** Start of Records for the task **
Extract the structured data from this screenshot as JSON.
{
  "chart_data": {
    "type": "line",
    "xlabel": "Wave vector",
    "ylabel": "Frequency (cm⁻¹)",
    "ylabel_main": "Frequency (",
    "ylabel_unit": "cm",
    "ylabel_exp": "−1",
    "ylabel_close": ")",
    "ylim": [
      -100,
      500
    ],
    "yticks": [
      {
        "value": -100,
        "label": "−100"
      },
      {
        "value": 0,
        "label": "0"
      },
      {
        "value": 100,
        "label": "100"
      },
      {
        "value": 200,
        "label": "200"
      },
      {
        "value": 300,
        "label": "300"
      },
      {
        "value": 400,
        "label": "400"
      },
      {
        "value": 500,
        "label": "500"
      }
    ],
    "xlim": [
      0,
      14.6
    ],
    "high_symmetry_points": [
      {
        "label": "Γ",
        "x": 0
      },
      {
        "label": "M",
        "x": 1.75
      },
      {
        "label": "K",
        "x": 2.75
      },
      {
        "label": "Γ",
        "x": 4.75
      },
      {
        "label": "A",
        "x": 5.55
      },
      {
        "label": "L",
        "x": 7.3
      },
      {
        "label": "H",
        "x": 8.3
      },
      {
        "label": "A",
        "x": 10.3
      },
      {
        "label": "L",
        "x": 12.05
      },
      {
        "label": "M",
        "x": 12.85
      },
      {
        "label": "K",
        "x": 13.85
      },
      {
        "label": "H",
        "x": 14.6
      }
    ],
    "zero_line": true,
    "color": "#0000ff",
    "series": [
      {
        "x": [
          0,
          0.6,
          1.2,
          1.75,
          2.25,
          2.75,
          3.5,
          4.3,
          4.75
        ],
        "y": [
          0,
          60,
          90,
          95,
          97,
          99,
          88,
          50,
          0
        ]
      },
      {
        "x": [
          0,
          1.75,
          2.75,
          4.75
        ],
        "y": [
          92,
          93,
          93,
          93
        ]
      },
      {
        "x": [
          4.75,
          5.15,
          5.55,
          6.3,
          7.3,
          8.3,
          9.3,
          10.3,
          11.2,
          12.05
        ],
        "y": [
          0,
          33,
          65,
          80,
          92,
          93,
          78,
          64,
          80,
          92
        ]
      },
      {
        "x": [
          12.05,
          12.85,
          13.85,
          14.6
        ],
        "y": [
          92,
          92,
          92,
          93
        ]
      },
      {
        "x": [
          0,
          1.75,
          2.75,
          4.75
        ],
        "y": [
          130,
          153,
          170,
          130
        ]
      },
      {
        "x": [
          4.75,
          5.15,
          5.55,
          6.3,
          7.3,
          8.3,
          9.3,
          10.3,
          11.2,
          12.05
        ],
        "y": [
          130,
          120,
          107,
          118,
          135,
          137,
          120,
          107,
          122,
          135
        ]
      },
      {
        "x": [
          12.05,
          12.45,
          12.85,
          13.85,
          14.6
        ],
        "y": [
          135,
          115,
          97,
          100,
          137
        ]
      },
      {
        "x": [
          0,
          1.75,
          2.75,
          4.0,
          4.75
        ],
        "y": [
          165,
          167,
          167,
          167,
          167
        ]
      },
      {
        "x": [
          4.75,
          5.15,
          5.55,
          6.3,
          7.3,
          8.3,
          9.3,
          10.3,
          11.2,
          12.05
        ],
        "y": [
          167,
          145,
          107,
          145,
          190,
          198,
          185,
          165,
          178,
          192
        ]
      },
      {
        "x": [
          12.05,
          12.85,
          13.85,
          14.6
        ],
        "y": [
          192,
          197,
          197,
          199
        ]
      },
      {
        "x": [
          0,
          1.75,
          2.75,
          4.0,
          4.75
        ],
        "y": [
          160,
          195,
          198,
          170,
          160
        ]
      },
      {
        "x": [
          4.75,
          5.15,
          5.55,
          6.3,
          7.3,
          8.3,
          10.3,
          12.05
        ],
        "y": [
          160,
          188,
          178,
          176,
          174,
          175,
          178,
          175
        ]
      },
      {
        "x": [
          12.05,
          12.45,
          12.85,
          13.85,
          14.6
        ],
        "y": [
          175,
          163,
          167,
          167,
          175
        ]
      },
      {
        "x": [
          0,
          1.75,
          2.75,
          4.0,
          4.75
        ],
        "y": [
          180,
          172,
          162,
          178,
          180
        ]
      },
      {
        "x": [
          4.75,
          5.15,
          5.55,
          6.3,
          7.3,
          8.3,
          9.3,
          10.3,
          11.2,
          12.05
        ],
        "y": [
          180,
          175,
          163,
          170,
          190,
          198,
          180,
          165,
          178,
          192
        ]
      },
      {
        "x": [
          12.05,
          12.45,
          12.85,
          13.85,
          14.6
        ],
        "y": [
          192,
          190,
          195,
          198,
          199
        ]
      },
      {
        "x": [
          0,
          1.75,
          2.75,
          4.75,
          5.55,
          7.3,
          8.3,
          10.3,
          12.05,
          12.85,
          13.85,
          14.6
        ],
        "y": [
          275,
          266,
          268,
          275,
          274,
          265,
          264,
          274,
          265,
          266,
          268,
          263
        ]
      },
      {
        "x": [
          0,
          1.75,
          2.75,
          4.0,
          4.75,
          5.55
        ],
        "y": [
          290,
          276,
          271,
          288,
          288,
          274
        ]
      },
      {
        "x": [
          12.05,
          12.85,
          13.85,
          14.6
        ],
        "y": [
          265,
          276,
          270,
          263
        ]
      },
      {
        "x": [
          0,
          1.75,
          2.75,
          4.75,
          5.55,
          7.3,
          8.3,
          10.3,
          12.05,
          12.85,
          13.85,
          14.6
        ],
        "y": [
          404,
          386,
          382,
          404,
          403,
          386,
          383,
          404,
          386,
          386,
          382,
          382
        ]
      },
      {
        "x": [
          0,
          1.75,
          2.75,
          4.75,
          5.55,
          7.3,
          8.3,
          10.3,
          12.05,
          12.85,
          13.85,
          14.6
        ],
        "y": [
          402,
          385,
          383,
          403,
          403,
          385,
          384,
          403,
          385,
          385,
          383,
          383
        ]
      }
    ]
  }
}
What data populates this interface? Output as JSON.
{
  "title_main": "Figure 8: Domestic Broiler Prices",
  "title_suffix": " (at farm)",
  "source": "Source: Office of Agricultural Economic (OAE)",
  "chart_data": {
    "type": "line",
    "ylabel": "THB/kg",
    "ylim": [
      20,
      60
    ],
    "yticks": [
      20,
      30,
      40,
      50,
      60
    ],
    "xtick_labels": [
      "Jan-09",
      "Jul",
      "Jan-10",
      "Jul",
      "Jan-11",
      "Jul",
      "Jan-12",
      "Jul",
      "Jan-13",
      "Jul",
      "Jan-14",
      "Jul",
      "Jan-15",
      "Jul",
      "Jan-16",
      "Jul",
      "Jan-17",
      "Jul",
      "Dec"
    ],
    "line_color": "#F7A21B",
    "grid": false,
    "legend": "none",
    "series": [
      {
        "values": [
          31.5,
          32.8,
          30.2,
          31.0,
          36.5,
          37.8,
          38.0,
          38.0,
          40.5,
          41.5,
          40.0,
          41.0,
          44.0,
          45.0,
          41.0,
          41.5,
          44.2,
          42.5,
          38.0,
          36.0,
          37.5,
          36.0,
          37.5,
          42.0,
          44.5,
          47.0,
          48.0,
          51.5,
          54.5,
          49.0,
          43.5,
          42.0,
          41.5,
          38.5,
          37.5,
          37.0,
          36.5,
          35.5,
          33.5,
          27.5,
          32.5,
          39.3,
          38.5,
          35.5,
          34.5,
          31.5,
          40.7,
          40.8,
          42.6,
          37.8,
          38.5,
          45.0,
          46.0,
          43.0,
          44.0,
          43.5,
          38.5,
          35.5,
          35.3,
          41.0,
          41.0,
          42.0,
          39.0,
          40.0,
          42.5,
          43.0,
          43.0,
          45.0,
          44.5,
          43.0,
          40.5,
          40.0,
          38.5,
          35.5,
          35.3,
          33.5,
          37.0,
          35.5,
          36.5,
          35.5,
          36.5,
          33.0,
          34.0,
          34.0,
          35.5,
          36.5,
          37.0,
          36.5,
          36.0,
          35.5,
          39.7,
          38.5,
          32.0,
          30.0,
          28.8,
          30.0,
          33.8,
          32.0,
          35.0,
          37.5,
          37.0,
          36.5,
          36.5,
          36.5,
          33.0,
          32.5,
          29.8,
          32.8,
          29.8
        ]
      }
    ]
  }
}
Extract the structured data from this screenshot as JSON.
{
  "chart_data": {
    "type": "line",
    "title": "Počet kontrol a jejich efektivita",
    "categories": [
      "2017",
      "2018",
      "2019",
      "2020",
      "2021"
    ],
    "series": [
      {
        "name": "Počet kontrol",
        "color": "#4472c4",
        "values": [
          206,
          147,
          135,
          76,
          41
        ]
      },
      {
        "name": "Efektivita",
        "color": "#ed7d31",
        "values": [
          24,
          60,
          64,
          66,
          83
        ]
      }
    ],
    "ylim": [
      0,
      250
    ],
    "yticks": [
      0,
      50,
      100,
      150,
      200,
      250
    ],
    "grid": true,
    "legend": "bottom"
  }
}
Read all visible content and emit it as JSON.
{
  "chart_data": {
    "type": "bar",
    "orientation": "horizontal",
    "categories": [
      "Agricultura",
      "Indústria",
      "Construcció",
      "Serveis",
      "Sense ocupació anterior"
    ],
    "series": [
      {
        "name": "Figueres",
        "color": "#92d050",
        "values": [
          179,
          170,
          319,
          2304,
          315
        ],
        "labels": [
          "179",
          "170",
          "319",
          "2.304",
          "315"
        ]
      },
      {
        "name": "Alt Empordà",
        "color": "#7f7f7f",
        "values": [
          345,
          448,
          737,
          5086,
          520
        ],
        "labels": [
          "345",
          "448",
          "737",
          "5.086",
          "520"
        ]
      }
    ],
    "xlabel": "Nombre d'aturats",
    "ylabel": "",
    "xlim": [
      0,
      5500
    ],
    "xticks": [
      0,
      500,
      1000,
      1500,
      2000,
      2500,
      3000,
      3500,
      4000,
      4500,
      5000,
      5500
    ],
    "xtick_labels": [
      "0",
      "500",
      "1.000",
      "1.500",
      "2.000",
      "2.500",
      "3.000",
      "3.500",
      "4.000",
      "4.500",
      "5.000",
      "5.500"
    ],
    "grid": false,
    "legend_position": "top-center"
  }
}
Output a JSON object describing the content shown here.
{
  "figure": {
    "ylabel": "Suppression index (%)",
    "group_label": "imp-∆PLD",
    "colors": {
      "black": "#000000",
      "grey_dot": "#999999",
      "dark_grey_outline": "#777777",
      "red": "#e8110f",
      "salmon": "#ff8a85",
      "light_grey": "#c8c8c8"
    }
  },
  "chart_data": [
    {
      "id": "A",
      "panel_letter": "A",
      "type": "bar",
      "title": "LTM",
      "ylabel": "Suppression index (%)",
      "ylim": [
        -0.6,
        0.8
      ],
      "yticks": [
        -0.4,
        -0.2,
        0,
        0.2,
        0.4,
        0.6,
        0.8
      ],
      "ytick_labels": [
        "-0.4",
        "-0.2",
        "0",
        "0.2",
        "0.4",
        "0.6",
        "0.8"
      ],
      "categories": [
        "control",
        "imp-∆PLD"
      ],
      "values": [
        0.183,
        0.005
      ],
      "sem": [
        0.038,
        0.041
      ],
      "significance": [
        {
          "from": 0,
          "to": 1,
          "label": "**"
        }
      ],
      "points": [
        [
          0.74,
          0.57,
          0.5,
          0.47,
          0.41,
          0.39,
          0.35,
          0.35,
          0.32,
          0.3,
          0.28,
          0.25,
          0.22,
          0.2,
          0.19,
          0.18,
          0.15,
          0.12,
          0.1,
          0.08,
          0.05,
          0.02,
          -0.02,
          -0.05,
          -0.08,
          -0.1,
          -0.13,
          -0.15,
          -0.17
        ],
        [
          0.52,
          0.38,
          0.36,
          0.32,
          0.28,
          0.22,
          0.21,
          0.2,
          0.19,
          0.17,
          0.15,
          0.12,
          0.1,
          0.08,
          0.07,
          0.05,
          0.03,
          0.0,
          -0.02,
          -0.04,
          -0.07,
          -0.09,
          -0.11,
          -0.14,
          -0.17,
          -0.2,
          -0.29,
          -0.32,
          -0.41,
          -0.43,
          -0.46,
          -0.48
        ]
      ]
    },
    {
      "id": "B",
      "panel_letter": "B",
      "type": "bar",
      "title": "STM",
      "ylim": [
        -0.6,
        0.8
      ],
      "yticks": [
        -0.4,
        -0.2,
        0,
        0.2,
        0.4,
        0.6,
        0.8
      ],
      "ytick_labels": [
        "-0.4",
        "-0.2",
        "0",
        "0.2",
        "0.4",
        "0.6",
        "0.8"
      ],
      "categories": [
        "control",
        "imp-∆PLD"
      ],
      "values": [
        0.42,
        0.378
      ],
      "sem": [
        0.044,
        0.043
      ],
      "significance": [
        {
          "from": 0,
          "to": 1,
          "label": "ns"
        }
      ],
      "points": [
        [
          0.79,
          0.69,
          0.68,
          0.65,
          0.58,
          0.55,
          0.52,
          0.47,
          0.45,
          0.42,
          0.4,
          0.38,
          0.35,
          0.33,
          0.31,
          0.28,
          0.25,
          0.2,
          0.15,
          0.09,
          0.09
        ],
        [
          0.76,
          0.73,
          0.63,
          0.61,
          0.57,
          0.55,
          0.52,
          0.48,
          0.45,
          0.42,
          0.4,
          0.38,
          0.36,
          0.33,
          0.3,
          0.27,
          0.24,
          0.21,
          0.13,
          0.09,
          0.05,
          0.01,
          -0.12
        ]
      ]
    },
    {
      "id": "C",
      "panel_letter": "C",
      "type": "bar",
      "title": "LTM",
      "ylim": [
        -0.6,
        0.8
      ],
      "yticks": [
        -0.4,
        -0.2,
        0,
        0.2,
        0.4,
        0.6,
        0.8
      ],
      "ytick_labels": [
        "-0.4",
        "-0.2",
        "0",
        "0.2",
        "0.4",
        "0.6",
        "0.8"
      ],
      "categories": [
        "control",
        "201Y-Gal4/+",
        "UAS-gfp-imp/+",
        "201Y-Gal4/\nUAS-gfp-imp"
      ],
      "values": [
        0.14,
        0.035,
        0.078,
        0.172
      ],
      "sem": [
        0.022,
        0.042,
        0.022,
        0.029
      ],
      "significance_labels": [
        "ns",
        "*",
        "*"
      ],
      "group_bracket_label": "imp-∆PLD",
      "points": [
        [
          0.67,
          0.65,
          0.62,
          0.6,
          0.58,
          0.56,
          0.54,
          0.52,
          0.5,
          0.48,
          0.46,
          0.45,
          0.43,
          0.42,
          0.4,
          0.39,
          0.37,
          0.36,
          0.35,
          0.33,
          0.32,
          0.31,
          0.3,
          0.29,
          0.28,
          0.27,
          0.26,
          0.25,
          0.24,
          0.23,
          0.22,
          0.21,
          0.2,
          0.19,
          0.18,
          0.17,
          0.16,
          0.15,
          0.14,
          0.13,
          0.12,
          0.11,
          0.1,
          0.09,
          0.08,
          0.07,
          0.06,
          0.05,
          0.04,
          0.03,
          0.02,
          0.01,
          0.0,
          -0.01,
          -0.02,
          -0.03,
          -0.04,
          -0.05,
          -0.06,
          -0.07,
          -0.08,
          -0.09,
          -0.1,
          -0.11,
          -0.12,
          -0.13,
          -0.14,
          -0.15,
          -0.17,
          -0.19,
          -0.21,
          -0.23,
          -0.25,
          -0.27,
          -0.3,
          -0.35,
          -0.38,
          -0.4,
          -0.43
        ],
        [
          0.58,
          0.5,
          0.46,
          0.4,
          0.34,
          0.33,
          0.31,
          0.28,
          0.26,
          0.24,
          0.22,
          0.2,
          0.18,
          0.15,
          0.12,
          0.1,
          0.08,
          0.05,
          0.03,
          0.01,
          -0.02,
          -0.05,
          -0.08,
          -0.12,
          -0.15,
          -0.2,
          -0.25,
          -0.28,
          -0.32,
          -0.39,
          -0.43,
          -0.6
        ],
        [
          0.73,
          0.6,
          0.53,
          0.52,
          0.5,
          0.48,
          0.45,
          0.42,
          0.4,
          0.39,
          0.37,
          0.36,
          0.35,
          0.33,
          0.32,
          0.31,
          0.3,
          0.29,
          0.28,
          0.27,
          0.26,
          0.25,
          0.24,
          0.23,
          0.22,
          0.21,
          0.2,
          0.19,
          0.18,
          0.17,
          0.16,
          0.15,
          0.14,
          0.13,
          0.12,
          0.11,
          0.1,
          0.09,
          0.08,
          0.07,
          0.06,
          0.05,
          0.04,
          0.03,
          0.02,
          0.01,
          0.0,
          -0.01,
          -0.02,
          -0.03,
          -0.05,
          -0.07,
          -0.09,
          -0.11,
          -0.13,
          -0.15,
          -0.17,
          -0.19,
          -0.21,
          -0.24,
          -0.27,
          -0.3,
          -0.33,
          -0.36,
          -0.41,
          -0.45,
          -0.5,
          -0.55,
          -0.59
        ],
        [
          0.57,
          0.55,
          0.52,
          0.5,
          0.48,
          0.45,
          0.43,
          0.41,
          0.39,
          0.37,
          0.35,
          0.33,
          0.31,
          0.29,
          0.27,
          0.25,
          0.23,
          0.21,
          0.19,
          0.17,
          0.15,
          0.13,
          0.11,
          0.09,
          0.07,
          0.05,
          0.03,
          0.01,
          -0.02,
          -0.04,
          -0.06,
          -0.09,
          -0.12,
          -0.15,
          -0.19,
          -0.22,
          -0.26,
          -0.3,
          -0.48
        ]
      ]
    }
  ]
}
** End of Records for the task **
Written exercise → Whenever "index" turns up in a line, pick that line out.

Problem solution →
    "ylabel": "Suppression index (%)",
      "ylabel": "Suppression index (%)",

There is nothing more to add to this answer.